■ **Prompt**: Rewrite the items below, replacing "coastlines" with "shorelines" wherever it appears and leaving everything else unchanged.

■ **Information shown**:
#####
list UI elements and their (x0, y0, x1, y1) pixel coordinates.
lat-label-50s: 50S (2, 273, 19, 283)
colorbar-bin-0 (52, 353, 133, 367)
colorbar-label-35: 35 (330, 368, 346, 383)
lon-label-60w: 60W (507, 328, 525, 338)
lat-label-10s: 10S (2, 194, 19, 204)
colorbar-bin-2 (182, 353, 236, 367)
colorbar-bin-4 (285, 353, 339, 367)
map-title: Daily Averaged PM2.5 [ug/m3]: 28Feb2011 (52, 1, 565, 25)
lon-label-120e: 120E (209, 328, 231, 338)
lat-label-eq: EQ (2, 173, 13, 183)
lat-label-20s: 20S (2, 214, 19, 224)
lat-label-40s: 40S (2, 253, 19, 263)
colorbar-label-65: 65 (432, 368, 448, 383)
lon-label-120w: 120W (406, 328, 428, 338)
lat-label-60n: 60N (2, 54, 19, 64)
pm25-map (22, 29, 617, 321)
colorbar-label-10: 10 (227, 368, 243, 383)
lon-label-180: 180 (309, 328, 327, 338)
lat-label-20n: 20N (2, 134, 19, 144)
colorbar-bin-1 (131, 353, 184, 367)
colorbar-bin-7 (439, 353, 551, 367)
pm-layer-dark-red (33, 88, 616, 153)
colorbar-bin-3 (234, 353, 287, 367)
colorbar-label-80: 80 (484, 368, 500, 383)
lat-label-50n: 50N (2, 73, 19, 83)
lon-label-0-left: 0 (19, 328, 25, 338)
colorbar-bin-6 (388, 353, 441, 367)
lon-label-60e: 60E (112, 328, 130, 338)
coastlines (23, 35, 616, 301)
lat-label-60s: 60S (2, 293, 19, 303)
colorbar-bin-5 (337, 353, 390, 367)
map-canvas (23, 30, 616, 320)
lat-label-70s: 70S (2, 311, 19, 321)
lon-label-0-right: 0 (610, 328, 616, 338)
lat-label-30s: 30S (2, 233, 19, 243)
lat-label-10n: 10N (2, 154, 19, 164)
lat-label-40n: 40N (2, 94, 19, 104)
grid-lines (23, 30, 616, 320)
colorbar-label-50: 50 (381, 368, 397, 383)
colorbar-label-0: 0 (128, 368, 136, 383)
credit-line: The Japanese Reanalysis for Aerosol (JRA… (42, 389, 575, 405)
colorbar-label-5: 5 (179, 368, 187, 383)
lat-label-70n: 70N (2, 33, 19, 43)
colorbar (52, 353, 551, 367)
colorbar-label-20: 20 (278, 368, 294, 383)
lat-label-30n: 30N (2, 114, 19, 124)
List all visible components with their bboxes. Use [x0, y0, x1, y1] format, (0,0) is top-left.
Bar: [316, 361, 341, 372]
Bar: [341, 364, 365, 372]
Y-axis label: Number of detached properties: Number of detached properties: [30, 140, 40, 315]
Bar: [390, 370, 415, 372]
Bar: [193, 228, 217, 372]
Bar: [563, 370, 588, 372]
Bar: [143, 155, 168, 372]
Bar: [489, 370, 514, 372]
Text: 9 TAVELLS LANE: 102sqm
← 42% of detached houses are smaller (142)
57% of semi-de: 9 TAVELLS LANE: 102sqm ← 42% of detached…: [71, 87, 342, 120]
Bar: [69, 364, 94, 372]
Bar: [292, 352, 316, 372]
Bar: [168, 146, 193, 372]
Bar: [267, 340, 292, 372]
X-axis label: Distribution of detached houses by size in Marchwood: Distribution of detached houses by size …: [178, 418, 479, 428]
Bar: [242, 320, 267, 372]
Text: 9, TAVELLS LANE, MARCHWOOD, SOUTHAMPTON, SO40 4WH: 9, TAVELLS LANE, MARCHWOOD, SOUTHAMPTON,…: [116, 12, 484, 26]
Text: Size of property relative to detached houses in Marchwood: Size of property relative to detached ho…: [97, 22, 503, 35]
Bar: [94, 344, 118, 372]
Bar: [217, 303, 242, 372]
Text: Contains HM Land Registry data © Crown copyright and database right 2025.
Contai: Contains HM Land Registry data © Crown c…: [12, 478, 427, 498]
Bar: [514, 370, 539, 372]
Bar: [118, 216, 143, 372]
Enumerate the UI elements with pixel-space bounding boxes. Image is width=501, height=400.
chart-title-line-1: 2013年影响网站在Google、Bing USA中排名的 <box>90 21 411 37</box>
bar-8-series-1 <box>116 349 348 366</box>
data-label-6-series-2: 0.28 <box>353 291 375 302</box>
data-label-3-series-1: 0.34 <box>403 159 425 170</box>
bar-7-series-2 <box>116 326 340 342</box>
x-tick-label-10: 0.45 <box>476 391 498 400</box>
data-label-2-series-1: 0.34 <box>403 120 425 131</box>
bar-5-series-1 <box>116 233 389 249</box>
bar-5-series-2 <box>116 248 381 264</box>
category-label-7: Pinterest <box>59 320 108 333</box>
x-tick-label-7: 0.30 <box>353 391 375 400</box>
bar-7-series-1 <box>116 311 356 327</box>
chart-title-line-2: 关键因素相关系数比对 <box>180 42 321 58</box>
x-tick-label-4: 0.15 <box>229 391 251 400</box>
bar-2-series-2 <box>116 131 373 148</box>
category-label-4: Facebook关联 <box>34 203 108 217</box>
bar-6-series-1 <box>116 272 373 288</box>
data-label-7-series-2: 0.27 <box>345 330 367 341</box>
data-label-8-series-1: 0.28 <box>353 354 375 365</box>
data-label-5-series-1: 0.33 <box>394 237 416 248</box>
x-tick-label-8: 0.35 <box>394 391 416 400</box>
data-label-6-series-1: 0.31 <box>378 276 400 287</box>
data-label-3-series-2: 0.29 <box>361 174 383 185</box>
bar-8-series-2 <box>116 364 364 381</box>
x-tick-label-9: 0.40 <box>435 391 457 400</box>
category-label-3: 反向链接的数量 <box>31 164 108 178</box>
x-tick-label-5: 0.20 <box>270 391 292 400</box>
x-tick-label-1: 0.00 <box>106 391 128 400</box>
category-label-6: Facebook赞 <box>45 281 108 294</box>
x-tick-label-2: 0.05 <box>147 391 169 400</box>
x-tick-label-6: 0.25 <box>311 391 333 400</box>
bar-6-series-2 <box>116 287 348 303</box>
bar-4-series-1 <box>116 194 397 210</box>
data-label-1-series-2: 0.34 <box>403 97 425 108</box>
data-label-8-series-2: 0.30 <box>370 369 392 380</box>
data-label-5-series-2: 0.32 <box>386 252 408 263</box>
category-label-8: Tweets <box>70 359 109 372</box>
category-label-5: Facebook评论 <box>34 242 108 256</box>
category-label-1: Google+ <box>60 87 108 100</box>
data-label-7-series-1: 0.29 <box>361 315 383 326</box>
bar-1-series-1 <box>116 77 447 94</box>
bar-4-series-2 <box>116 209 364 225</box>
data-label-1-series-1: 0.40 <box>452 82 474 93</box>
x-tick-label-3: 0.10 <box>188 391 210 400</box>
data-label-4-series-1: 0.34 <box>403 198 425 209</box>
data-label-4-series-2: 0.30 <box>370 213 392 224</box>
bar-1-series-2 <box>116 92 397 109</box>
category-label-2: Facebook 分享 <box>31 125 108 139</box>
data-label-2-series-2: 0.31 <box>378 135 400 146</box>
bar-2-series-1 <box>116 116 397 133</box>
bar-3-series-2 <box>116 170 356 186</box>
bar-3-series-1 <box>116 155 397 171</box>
#####
■ **Result of this task**:
list UI elements and their (x0, y0, x1, y1) pixel coordinates.
lat-label-50s: 50S (2, 273, 19, 283)
colorbar-bin-0 (52, 353, 133, 367)
colorbar-label-35: 35 (330, 368, 346, 383)
lon-label-60w: 60W (507, 328, 525, 338)
lat-label-10s: 10S (2, 194, 19, 204)
colorbar-bin-2 (182, 353, 236, 367)
colorbar-bin-4 (285, 353, 339, 367)
map-title: Daily Averaged PM2.5 [ug/m3]: 28Feb2011 (52, 1, 565, 25)
lon-label-120e: 120E (209, 328, 231, 338)
lat-label-eq: EQ (2, 173, 13, 183)
lat-label-20s: 20S (2, 214, 19, 224)
lat-label-40s: 40S (2, 253, 19, 263)
colorbar-label-65: 65 (432, 368, 448, 383)
lon-label-120w: 120W (406, 328, 428, 338)
lat-label-60n: 60N (2, 54, 19, 64)
pm25-map (22, 29, 617, 321)
colorbar-label-10: 10 (227, 368, 243, 383)
lon-label-180: 180 (309, 328, 327, 338)
lat-label-20n: 20N (2, 134, 19, 144)
colorbar-bin-1 (131, 353, 184, 367)
colorbar-bin-7 (439, 353, 551, 367)
pm-layer-dark-red (33, 88, 616, 153)
colorbar-bin-3 (234, 353, 287, 367)
colorbar-label-80: 80 (484, 368, 500, 383)
lat-label-50n: 50N (2, 73, 19, 83)
lon-label-0-left: 0 (19, 328, 25, 338)
colorbar-bin-6 (388, 353, 441, 367)
lon-label-60e: 60E (112, 328, 130, 338)
shorelines (23, 35, 616, 301)
lat-label-60s: 60S (2, 293, 19, 303)
colorbar-bin-5 (337, 353, 390, 367)
map-canvas (23, 30, 616, 320)
lat-label-70s: 70S (2, 311, 19, 321)
lon-label-0-right: 0 (610, 328, 616, 338)
lat-label-30s: 30S (2, 233, 19, 243)
lat-label-10n: 10N (2, 154, 19, 164)
lat-label-40n: 40N (2, 94, 19, 104)
grid-lines (23, 30, 616, 320)
colorbar-label-50: 50 (381, 368, 397, 383)
colorbar-label-0: 0 (128, 368, 136, 383)
credit-line: The Japanese Reanalysis for Aerosol (JRA… (42, 389, 575, 405)
colorbar-label-5: 5 (179, 368, 187, 383)
lat-label-70n: 70N (2, 33, 19, 43)
colorbar (52, 353, 551, 367)
colorbar-label-20: 20 (278, 368, 294, 383)
lat-label-30n: 30N (2, 114, 19, 124)
List all visible components with their bboxes. Use [x0, y0, x1, y1] format, (0,0) is top-left.
Bar: [316, 361, 341, 372]
Bar: [341, 364, 365, 372]
Y-axis label: Number of detached properties: Number of detached properties: [30, 140, 40, 315]
Bar: [390, 370, 415, 372]
Bar: [193, 228, 217, 372]
Bar: [563, 370, 588, 372]
Bar: [143, 155, 168, 372]
Bar: [489, 370, 514, 372]
Text: 9 TAVELLS LANE: 102sqm
← 42% of detached houses are smaller (142)
57% of semi-de: 9 TAVELLS LANE: 102sqm ← 42% of detached…: [71, 87, 342, 120]
Bar: [69, 364, 94, 372]
Bar: [292, 352, 316, 372]
Bar: [168, 146, 193, 372]
Bar: [267, 340, 292, 372]
X-axis label: Distribution of detached houses by size in Marchwood: Distribution of detached houses by size …: [178, 418, 479, 428]
Bar: [242, 320, 267, 372]
Text: 9, TAVELLS LANE, MARCHWOOD, SOUTHAMPTON, SO40 4WH: 9, TAVELLS LANE, MARCHWOOD, SOUTHAMPTON,…: [116, 12, 484, 26]
Text: Size of property relative to detached houses in Marchwood: Size of property relative to detached ho…: [97, 22, 503, 35]
Bar: [94, 344, 118, 372]
Bar: [217, 303, 242, 372]
Text: Contains HM Land Registry data © Crown copyright and database right 2025.
Contai: Contains HM Land Registry data © Crown c…: [12, 478, 427, 498]
Bar: [514, 370, 539, 372]
Bar: [118, 216, 143, 372]
Enumerate the UI elements with pixel-space bounding boxes. Image is width=501, height=400.
chart-title-line-1: 2013年影响网站在Google、Bing USA中排名的 <box>90 21 411 37</box>
bar-8-series-1 <box>116 349 348 366</box>
data-label-6-series-2: 0.28 <box>353 291 375 302</box>
data-label-3-series-1: 0.34 <box>403 159 425 170</box>
bar-7-series-2 <box>116 326 340 342</box>
x-tick-label-10: 0.45 <box>476 391 498 400</box>
data-label-2-series-1: 0.34 <box>403 120 425 131</box>
bar-5-series-1 <box>116 233 389 249</box>
bar-5-series-2 <box>116 248 381 264</box>
category-label-7: Pinterest <box>59 320 108 333</box>
x-tick-label-7: 0.30 <box>353 391 375 400</box>
bar-7-series-1 <box>116 311 356 327</box>
chart-title-line-2: 关键因素相关系数比对 <box>180 42 321 58</box>
x-tick-label-4: 0.15 <box>229 391 251 400</box>
bar-2-series-2 <box>116 131 373 148</box>
category-label-4: Facebook关联 <box>34 203 108 217</box>
bar-6-series-1 <box>116 272 373 288</box>
data-label-7-series-2: 0.27 <box>345 330 367 341</box>
data-label-8-series-1: 0.28 <box>353 354 375 365</box>
data-label-5-series-1: 0.33 <box>394 237 416 248</box>
x-tick-label-8: 0.35 <box>394 391 416 400</box>
data-label-6-series-1: 0.31 <box>378 276 400 287</box>
data-label-3-series-2: 0.29 <box>361 174 383 185</box>
bar-8-series-2 <box>116 364 364 381</box>
x-tick-label-9: 0.40 <box>435 391 457 400</box>
category-label-3: 反向链接的数量 <box>31 164 108 178</box>
x-tick-label-5: 0.20 <box>270 391 292 400</box>
x-tick-label-1: 0.00 <box>106 391 128 400</box>
category-label-6: Facebook赞 <box>45 281 108 294</box>
x-tick-label-2: 0.05 <box>147 391 169 400</box>
x-tick-label-6: 0.25 <box>311 391 333 400</box>
bar-6-series-2 <box>116 287 348 303</box>
bar-4-series-1 <box>116 194 397 210</box>
data-label-1-series-2: 0.34 <box>403 97 425 108</box>
data-label-8-series-2: 0.30 <box>370 369 392 380</box>
data-label-5-series-2: 0.32 <box>386 252 408 263</box>
category-label-8: Tweets <box>70 359 109 372</box>
category-label-5: Facebook评论 <box>34 242 108 256</box>
category-label-1: Google+ <box>60 87 108 100</box>
data-label-7-series-1: 0.29 <box>361 315 383 326</box>
bar-1-series-1 <box>116 77 447 94</box>
bar-4-series-2 <box>116 209 364 225</box>
data-label-1-series-1: 0.40 <box>452 82 474 93</box>
x-tick-label-3: 0.10 <box>188 391 210 400</box>
data-label-4-series-1: 0.34 <box>403 198 425 209</box>
data-label-4-series-2: 0.30 <box>370 213 392 224</box>
bar-1-series-2 <box>116 92 397 109</box>
category-label-2: Facebook 分享 <box>31 125 108 139</box>
data-label-2-series-2: 0.31 <box>378 135 400 146</box>
bar-2-series-1 <box>116 116 397 133</box>
bar-3-series-2 <box>116 170 356 186</box>
bar-3-series-1 <box>116 155 397 171</box>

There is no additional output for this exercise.